*Source records:*

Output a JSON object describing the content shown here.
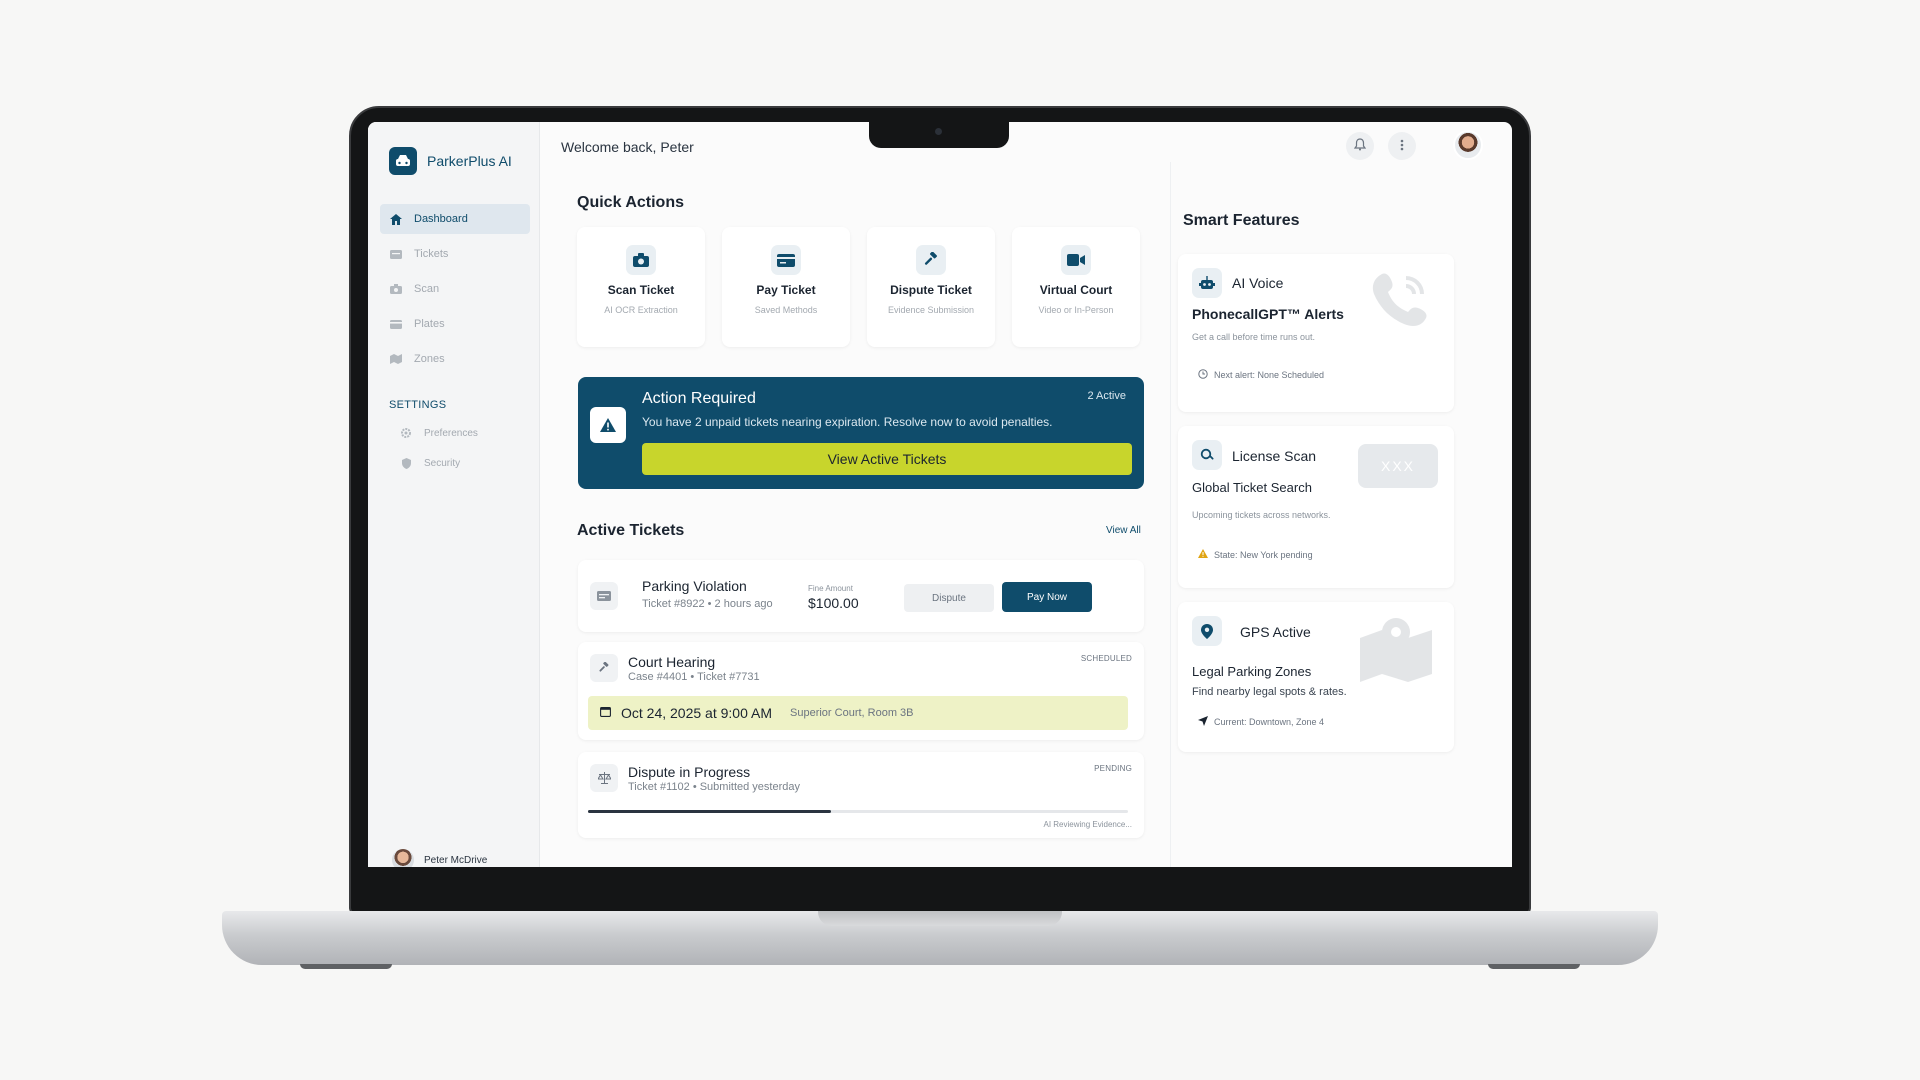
{
  "brand": {
    "name": "ParkerPlus AI"
  },
  "sidebar": {
    "items": [
      {
        "label": "Dashboard",
        "icon": "home-icon",
        "active": true
      },
      {
        "label": "Tickets",
        "icon": "ticket-icon"
      },
      {
        "label": "Scan",
        "icon": "camera-icon"
      },
      {
        "label": "Plates",
        "icon": "card-icon"
      },
      {
        "label": "Zones",
        "icon": "map-icon"
      }
    ],
    "settings_label": "SETTINGS",
    "settings_items": [
      {
        "label": "Preferences",
        "icon": "gear-icon"
      },
      {
        "label": "Security",
        "icon": "shield-icon"
      }
    ],
    "profile_name": "Peter McDrive"
  },
  "header": {
    "welcome": "Welcome back, Peter"
  },
  "quick_actions": {
    "title": "Quick Actions",
    "items": [
      {
        "title": "Scan Ticket",
        "subtitle": "AI OCR Extraction",
        "icon": "camera-icon"
      },
      {
        "title": "Pay Ticket",
        "subtitle": "Saved Methods",
        "icon": "credit-card-icon"
      },
      {
        "title": "Dispute Ticket",
        "subtitle": "Evidence Submission",
        "icon": "gavel-icon"
      },
      {
        "title": "Virtual Court",
        "subtitle": "Video or In-Person",
        "icon": "video-icon"
      }
    ]
  },
  "alert": {
    "title": "Action Required",
    "badge": "2 Active",
    "text": "You have 2 unpaid tickets nearing expiration.  Resolve now to avoid penalties.",
    "button": "View Active Tickets"
  },
  "active_tickets": {
    "title": "Active Tickets",
    "view_all": "View All",
    "parking": {
      "title": "Parking Violation",
      "subtitle": "Ticket #8922 • 2 hours ago",
      "fine_label": "Fine Amount",
      "amount": "$100.00",
      "dispute": "Dispute",
      "pay": "Pay Now"
    },
    "court": {
      "title": "Court Hearing",
      "subtitle": "Case #4401 • Ticket #7731",
      "status": "SCHEDULED",
      "date": "Oct 24, 2025 at 9:00 AM",
      "location": "Superior Court, Room 3B"
    },
    "dispute": {
      "title": "Dispute in Progress",
      "subtitle": "Ticket #1102 • Submitted yesterday",
      "status": "PENDING",
      "progress": 0.45,
      "progress_text": "AI Reviewing Evidence..."
    }
  },
  "smart_features": {
    "title": "Smart Features",
    "voice": {
      "label": "AI Voice",
      "title": "PhonecallGPT™ Alerts",
      "subtitle": "Get a call before time runs out.",
      "note": "Next alert: None Scheduled"
    },
    "license": {
      "label": "License Scan",
      "title": "Global Ticket Search",
      "subtitle": "Upcoming tickets across networks.",
      "note": "State: New York pending",
      "plate_glyph": "XXX"
    },
    "gps": {
      "label": "GPS Active",
      "title": "Legal Parking Zones",
      "subtitle": "Find nearby legal spots & rates.",
      "note": "Current: Downtown, Zone 4"
    }
  },
  "colors": {
    "primary": "#0f4c6b",
    "accent": "#c8d52c",
    "highlight": "#eef2c6",
    "warning": "#e0a412"
  }
}
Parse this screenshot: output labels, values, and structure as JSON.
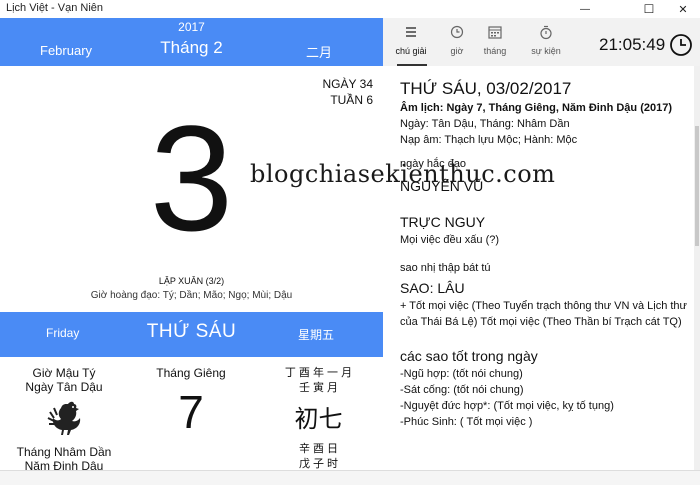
{
  "window": {
    "title": "Lịch Việt - Vạn Niên",
    "minimize_glyph": "—",
    "maximize_glyph": "☐",
    "close_glyph": "✕"
  },
  "left": {
    "year": "2017",
    "month_en": "February",
    "month_vi": "Tháng 2",
    "month_cn": "二月",
    "day_of_year": "NGÀY 34",
    "week": "TUẦN 6",
    "day_number": "3",
    "solar_term": "LẬP XUÂN (3/2)",
    "auspicious_hours": "Giờ hoàng đạo: Tý; Dần; Mão; Ngọ; Mùi; Dậu",
    "weekday_en": "Friday",
    "weekday_vi": "THỨ SÁU",
    "weekday_cn": "星期五",
    "col1": {
      "hour": "Giờ Mậu Tý",
      "day": "Ngày Tân Dậu",
      "month": "Tháng Nhâm Dần",
      "year": "Năm Đinh Dậu"
    },
    "col2": {
      "lunar_month": "Tháng Giêng",
      "lunar_day": "7"
    },
    "col3": {
      "year_month": "丁 酉 年   一 月",
      "month_ganzhi": "壬 寅 月",
      "day_cn": "初七",
      "day_ganzhi": "辛 酉 日",
      "hour_ganzhi": "戊 子 时"
    }
  },
  "toolbar": {
    "tabs": [
      "chú giải",
      "giờ",
      "tháng",
      "sự kiện"
    ],
    "clock": "21:05:49"
  },
  "detail": {
    "date_title": "THỨ SÁU, 03/02/2017",
    "lunar_line": "Âm lịch: Ngày 7, Tháng Giêng, Năm Đinh Dậu (2017)",
    "ganzhi": "Ngày: Tân Dậu, Tháng: Nhâm Dần",
    "napam": "Nạp âm: Thạch lựu Mộc; Hành: Mộc",
    "bad_day_label": "ngày hắc đạo",
    "bad_day_name": "NGUYÊN VŨ",
    "truc": "TRỰC NGUY",
    "truc_desc": "Mọi việc đều xấu (?)",
    "sao_label": "sao nhị thập bát tú",
    "sao_name": "SAO: LÂU",
    "sao_desc": "+ Tốt mọi việc (Theo Tuyển trạch thông thư VN và Lịch thư của Thái Bá Lệ) Tốt mọi việc (Theo Thần bí Trạch cát TQ)",
    "good_stars_title": "các sao tốt trong ngày",
    "good_stars": [
      "-Ngũ hợp: (tốt nói chung)",
      "-Sát cống: (tốt nói chung)",
      "-Nguyệt đức hợp*: (Tốt mọi việc, kỵ tố tụng)",
      "-Phúc Sinh: ( Tốt mọi việc )"
    ]
  },
  "watermark": "blogchiasekienthuc.com"
}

*What you should do:*
Pick out every line with the string "Giêng" and copy it.

*The response:*
      "lunar_month": "Tháng Giêng",
    "lunar_line": "Âm lịch: Ngày 7, Tháng Giêng, Năm Đinh Dậu (2017)",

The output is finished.